_REQUIREMENTS_. Reproduce the listing below exactly. Pictures do not belong in the copy.

_GIVEN DATA_.

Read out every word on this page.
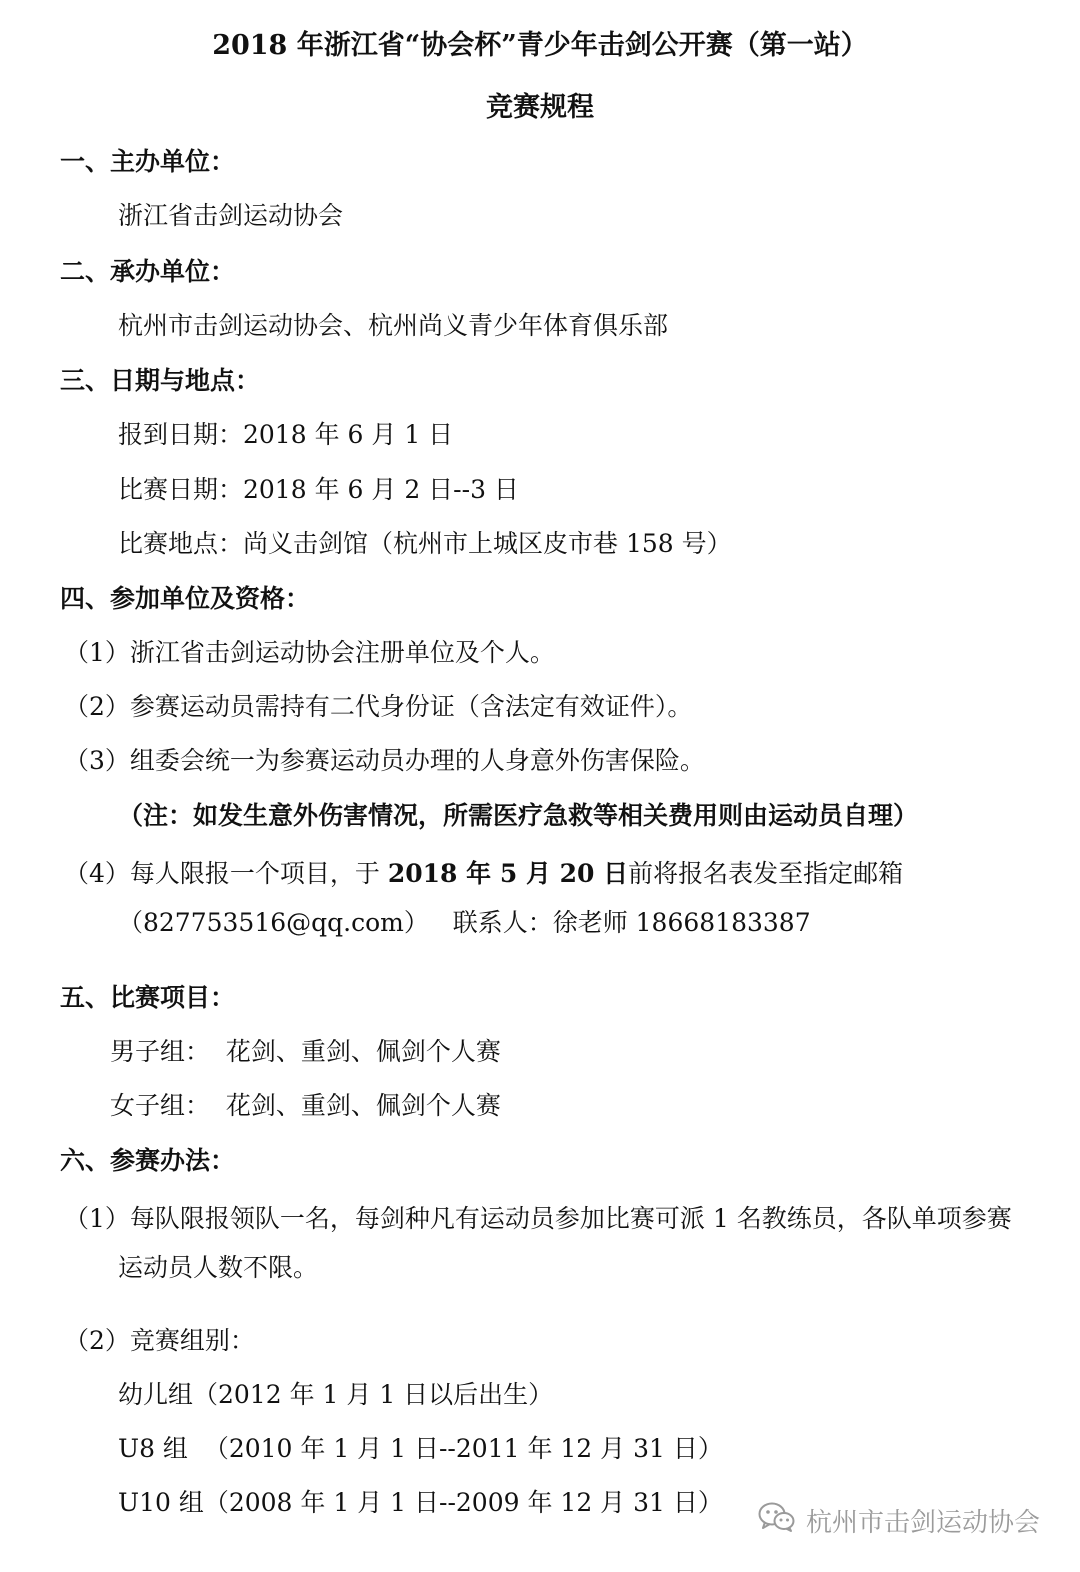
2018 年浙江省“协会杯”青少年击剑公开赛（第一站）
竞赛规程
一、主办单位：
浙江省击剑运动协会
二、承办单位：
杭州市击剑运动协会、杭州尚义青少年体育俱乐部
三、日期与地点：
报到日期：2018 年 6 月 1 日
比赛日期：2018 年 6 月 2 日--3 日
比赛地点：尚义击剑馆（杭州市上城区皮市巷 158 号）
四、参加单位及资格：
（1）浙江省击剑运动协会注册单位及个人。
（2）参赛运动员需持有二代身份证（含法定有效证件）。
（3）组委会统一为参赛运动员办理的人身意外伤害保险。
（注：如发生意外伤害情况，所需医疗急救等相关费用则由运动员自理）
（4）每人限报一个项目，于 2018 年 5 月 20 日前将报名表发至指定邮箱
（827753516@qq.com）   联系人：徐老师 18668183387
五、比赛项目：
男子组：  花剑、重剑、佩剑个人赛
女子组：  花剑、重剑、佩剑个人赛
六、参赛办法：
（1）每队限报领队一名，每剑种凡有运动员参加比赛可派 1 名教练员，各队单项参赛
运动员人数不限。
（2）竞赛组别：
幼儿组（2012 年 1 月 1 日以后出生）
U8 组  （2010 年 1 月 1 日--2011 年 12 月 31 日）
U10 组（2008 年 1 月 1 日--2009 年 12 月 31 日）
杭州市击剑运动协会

_SOLUTION BELOW_.
Read out every word on this page.
2018 年浙江省“协会杯”青少年击剑公开赛（第一站）
竞赛规程
一、主办单位：
浙江省击剑运动协会
二、承办单位：
杭州市击剑运动协会、杭州尚义青少年体育俱乐部
三、日期与地点：
报到日期：2018 年 6 月 1 日
比赛日期：2018 年 6 月 2 日--3 日
比赛地点：尚义击剑馆（杭州市上城区皮市巷 158 号）
四、参加单位及资格：
（1）浙江省击剑运动协会注册单位及个人。
（2）参赛运动员需持有二代身份证（含法定有效证件）。
（3）组委会统一为参赛运动员办理的人身意外伤害保险。
（注：如发生意外伤害情况，所需医疗急救等相关费用则由运动员自理）
（4）每人限报一个项目，于 2018 年 5 月 20 日前将报名表发至指定邮箱
（827753516@qq.com）   联系人：徐老师 18668183387
五、比赛项目：
男子组：  花剑、重剑、佩剑个人赛
女子组：  花剑、重剑、佩剑个人赛
六、参赛办法：
（1）每队限报领队一名，每剑种凡有运动员参加比赛可派 1 名教练员，各队单项参赛
运动员人数不限。
（2）竞赛组别：
幼儿组（2012 年 1 月 1 日以后出生）
U8 组  （2010 年 1 月 1 日--2011 年 12 月 31 日）
U10 组（2008 年 1 月 1 日--2009 年 12 月 31 日）
杭州市击剑运动协会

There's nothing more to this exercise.